What to do — Copy out the three records below verbatim, line for line, and leave out the picture placeholders.
====== Records
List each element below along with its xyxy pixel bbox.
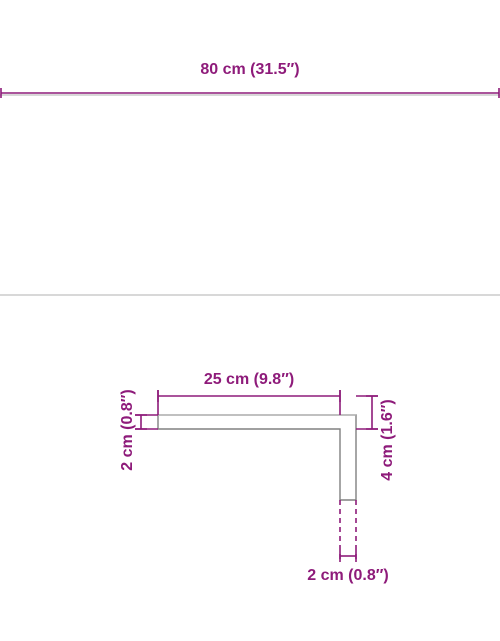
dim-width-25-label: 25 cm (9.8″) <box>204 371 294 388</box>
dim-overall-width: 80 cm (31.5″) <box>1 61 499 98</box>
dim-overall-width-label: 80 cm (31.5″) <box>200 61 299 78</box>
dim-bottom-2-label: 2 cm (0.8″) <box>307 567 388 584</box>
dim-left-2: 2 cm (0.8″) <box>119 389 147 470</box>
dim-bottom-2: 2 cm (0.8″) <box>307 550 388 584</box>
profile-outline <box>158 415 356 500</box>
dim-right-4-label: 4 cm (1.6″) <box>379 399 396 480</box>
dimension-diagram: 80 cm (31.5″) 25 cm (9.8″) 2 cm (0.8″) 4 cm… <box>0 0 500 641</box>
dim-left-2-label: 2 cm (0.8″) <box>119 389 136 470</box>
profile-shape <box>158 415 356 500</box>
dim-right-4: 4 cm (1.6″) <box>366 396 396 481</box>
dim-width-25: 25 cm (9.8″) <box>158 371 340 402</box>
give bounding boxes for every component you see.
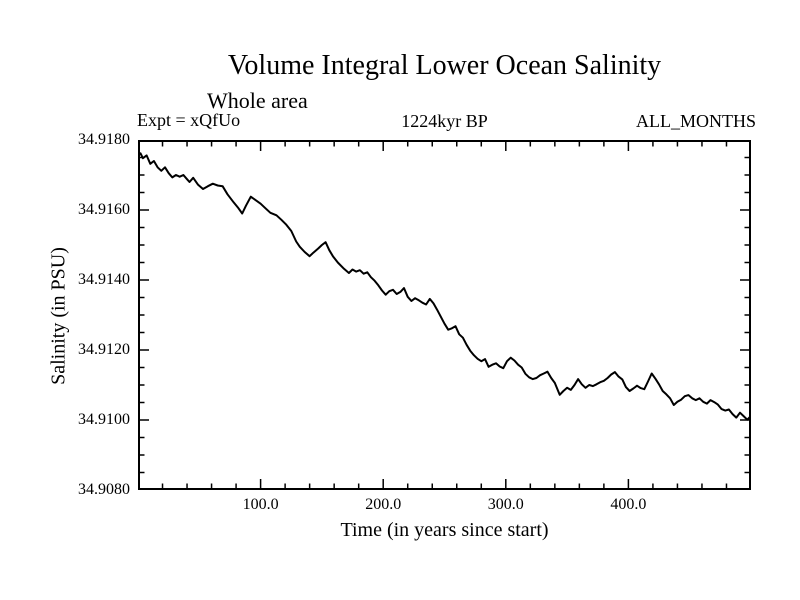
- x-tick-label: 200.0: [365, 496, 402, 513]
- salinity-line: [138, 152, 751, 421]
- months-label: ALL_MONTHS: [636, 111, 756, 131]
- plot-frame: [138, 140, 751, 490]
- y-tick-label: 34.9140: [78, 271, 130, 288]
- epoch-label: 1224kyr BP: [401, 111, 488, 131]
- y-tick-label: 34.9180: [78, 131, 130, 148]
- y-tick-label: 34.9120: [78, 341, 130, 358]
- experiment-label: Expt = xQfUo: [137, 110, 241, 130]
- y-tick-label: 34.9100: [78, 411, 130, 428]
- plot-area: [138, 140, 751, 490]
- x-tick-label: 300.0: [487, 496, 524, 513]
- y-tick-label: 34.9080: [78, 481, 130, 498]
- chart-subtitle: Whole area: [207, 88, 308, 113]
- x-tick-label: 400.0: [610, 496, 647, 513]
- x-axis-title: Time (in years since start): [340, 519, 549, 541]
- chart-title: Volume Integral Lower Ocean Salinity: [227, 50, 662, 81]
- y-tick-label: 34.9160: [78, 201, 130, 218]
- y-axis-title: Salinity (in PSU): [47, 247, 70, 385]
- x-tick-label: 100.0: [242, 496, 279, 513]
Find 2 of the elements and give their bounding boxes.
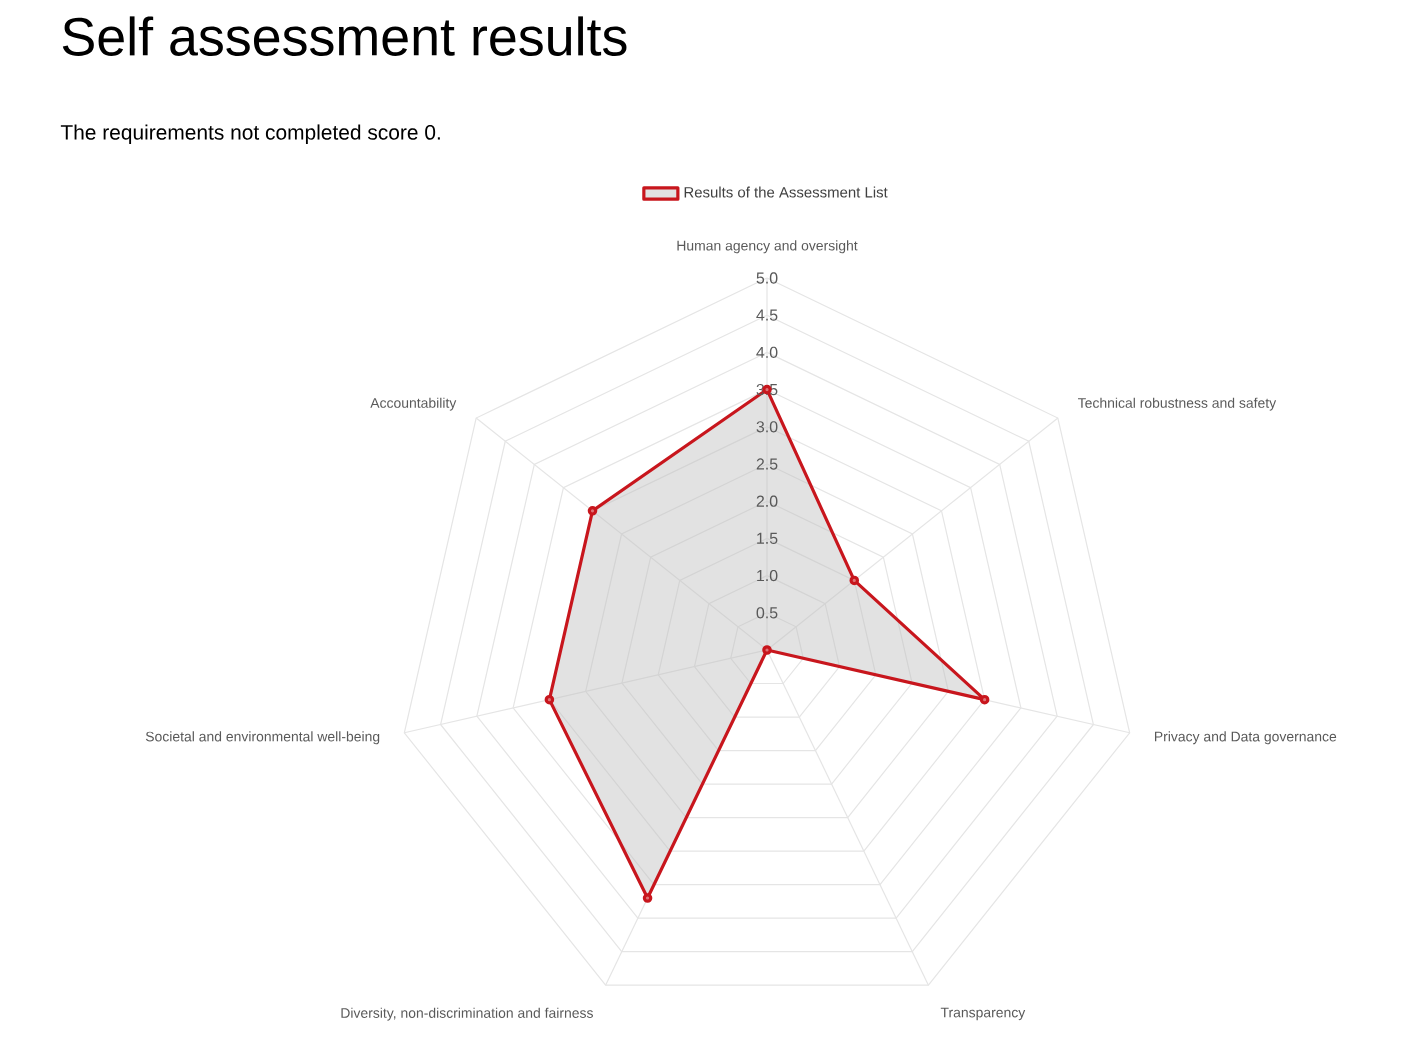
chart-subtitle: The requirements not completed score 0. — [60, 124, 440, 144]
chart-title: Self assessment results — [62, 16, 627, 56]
============
Exercise response —
List each element below along with its xyxy pixel bbox.
dim-width-25-label: 25 cm (9.8″) <box>204 371 294 388</box>
dim-overall-width: 80 cm (31.5″) <box>1 61 499 98</box>
dim-overall-width-label: 80 cm (31.5″) <box>200 61 299 78</box>
dim-bottom-2-label: 2 cm (0.8″) <box>307 567 388 584</box>
dim-left-2: 2 cm (0.8″) <box>119 389 147 470</box>
dim-bottom-2: 2 cm (0.8″) <box>307 550 388 584</box>
profile-outline <box>158 415 356 500</box>
dim-right-4-label: 4 cm (1.6″) <box>379 399 396 480</box>
dimension-diagram: 80 cm (31.5″) 25 cm (9.8″) 2 cm (0.8″) 4 cm… <box>0 0 500 641</box>
dim-left-2-label: 2 cm (0.8″) <box>119 389 136 470</box>
profile-shape <box>158 415 356 500</box>
dim-right-4: 4 cm (1.6″) <box>366 396 396 481</box>
dim-width-25: 25 cm (9.8″) <box>158 371 340 402</box>
give bounding boxes for every component you see.
- x-tick-label: 200.0: [365, 496, 402, 513]
- salinity-line: [138, 152, 751, 421]
- months-label: ALL_MONTHS: [636, 111, 756, 131]
- plot-frame: [138, 140, 751, 490]
- y-tick-label: 34.9140: [78, 271, 130, 288]
- epoch-label: 1224kyr BP: [401, 111, 488, 131]
- y-tick-label: 34.9180: [78, 131, 130, 148]
- y-tick-label: 34.9120: [78, 341, 130, 358]
- experiment-label: Expt = xQfUo: [137, 110, 241, 130]
- y-tick-label: 34.9100: [78, 411, 130, 428]
- plot-area: [138, 140, 751, 490]
- x-tick-label: 300.0: [487, 496, 524, 513]
- y-tick-label: 34.9080: [78, 481, 130, 498]
- chart-subtitle: Whole area: [207, 88, 308, 113]
- x-tick-label: 400.0: [610, 496, 647, 513]
- x-axis-title: Time (in years since start): [340, 519, 549, 541]
- chart-title: Volume Integral Lower Ocean Salinity: [227, 50, 662, 81]
- y-tick-label: 34.9160: [78, 201, 130, 218]
- y-axis-title: Salinity (in PSU): [47, 247, 70, 385]
- x-tick-label: 100.0: [242, 496, 279, 513]
Find 2 of the elements and give their bounding boxes.
chart-subtitle: The requirements not completed score 0. — [60, 124, 440, 144]
chart-title: Self assessment results — [62, 16, 627, 56]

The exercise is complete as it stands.